What needs to be done:
Show, in full, each line of the data that contains "市场销售代理合同".

-- Provided information start --

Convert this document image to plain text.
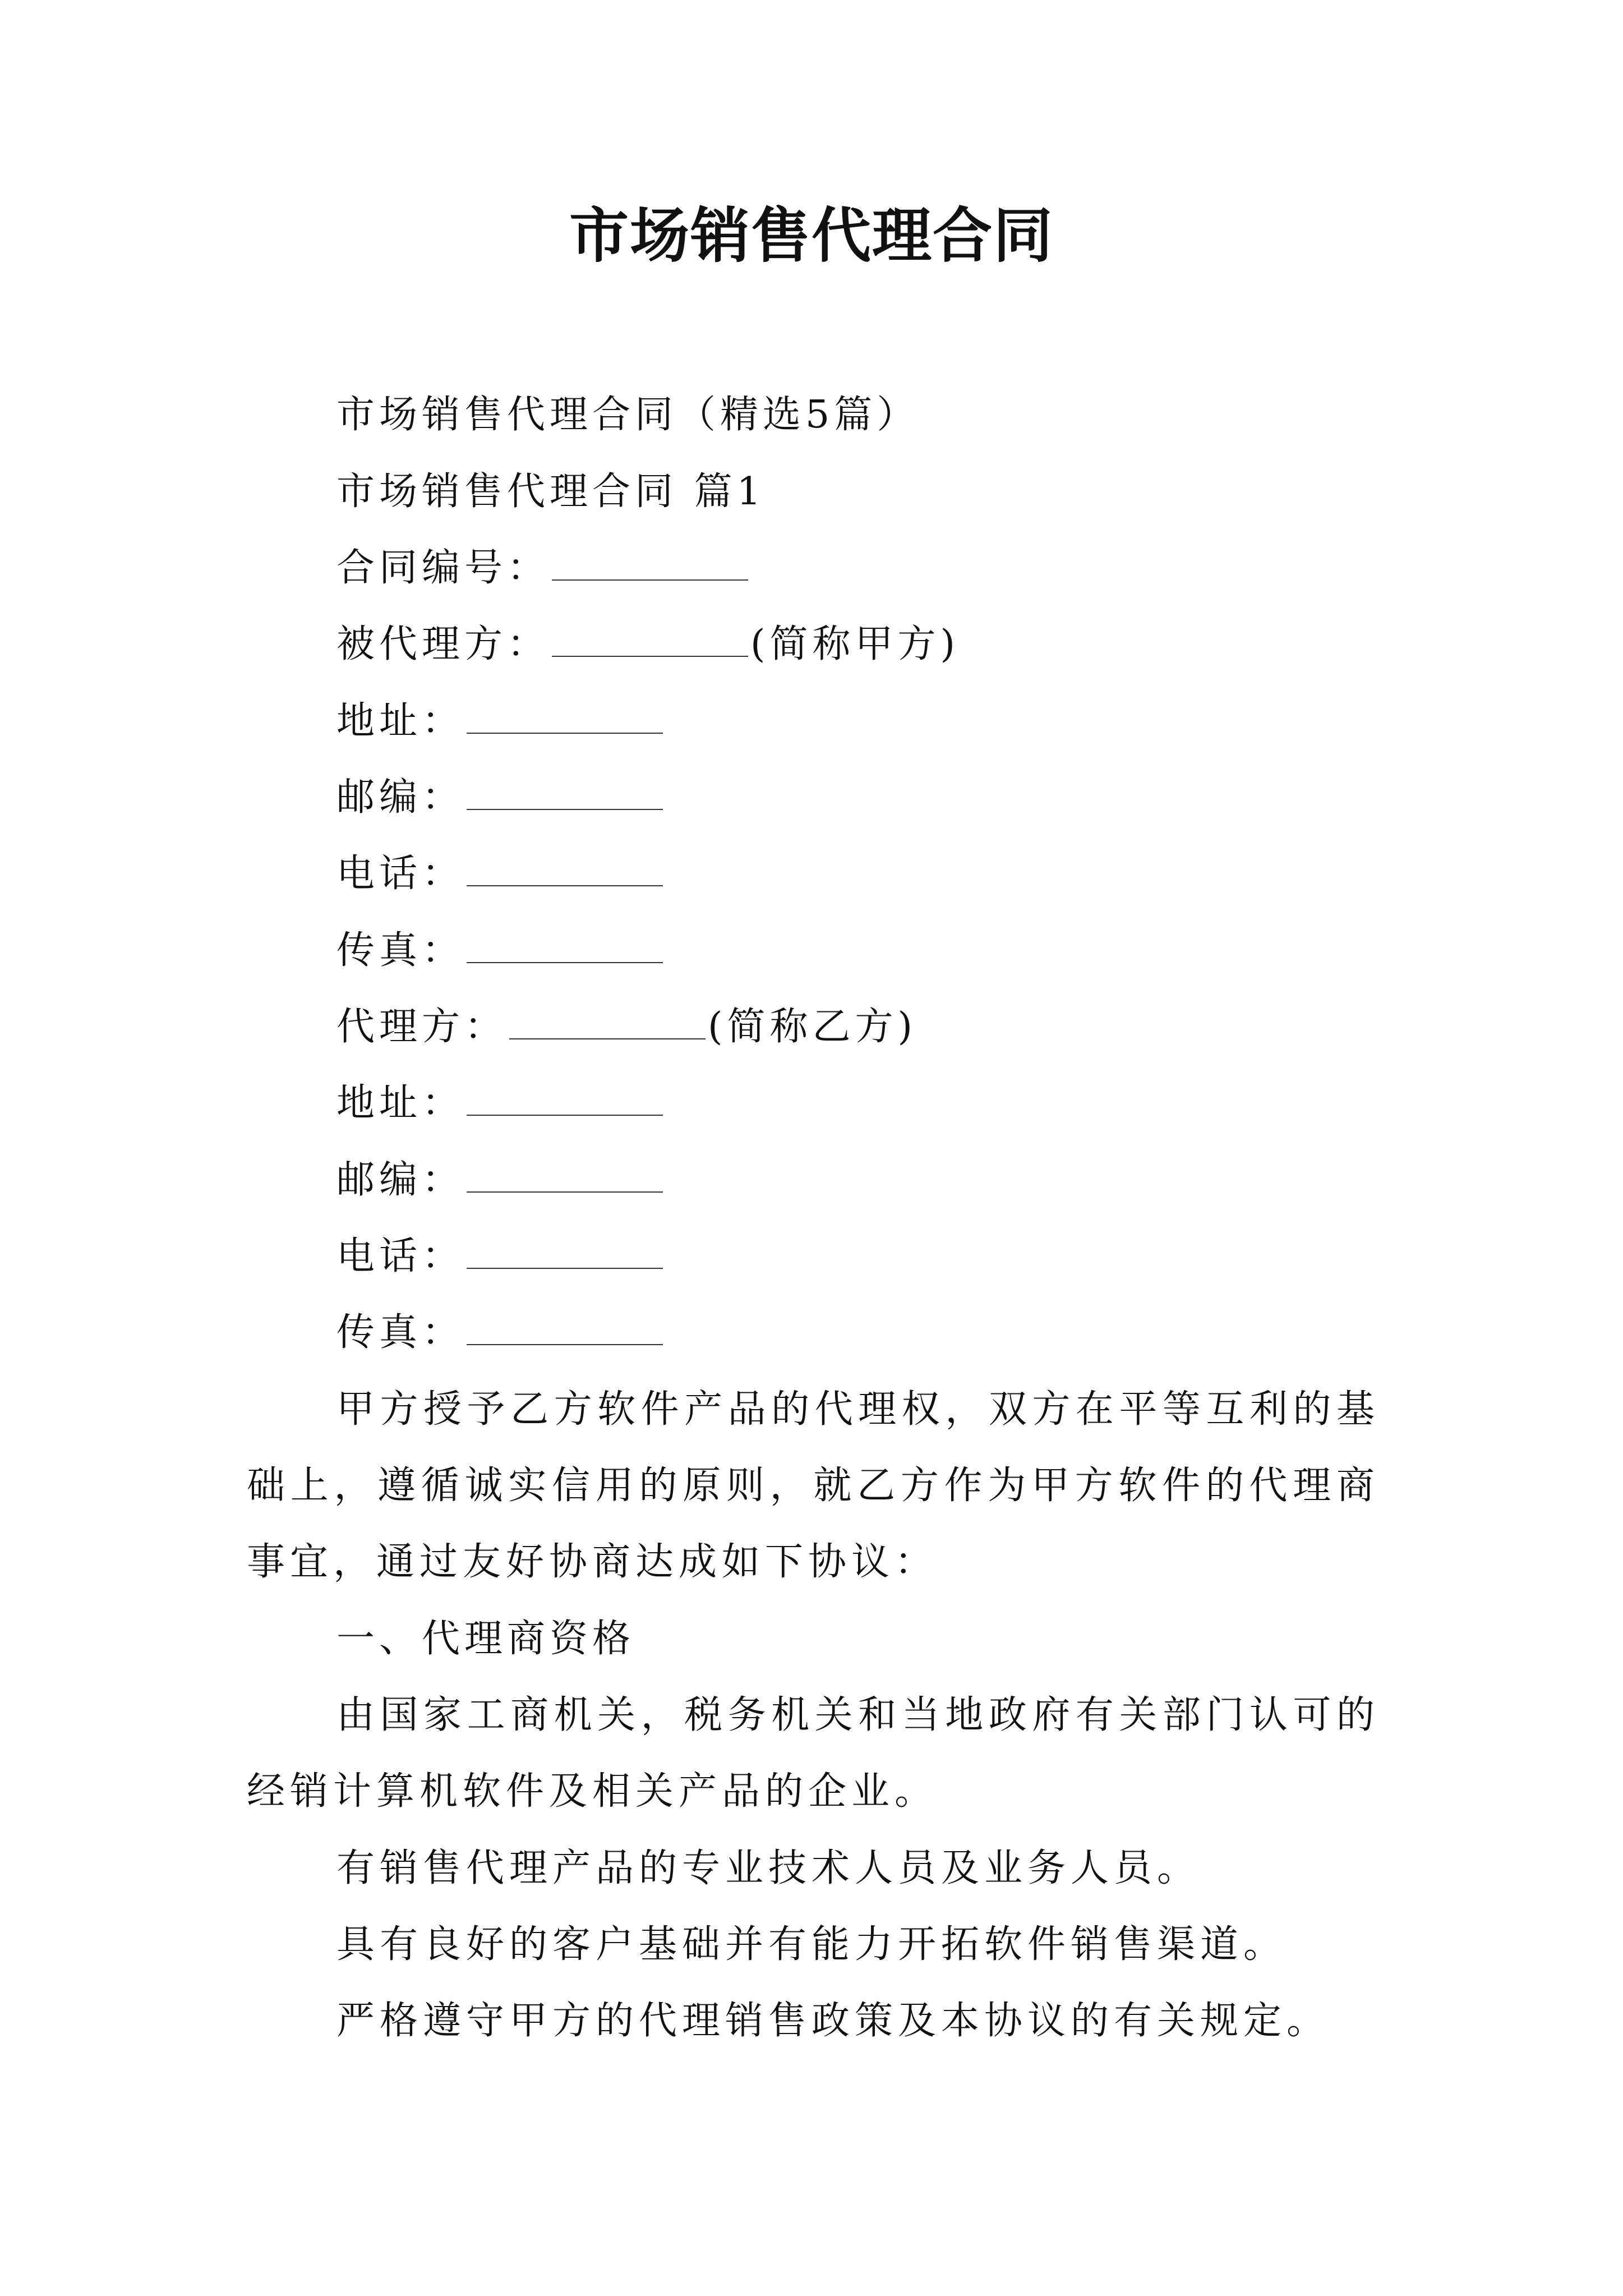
市场销售代理合同

市场销售代理合同（精选5篇）

市场销售代理合同 篇1

合同编号：

被代理方：	(简称甲方)

地址：

邮编：

电话：

传真：

代理方：	(简称乙方)

地址：

邮编：

电话：

传真：

甲方授予乙方软件产品的代理权，双方在平等互利的基础上，遵循诚实信用的原则，就乙方作为甲方软件的代理商事宜，通过友好协商达成如下协议：

一、代理商资格

由国家工商机关，税务机关和当地政府有关部门认可的经销计算机软件及相关产品的企业。

有销售代理产品的专业技术人员及业务人员。

具有良好的客户基础并有能力开拓软件销售渠道。

严格遵守甲方的代理销售政策及本协议的有关规定。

-- Provided information end --

Solution for this task:
市场销售代理合同
市场销售代理合同（精选5篇）
市场销售代理合同 篇1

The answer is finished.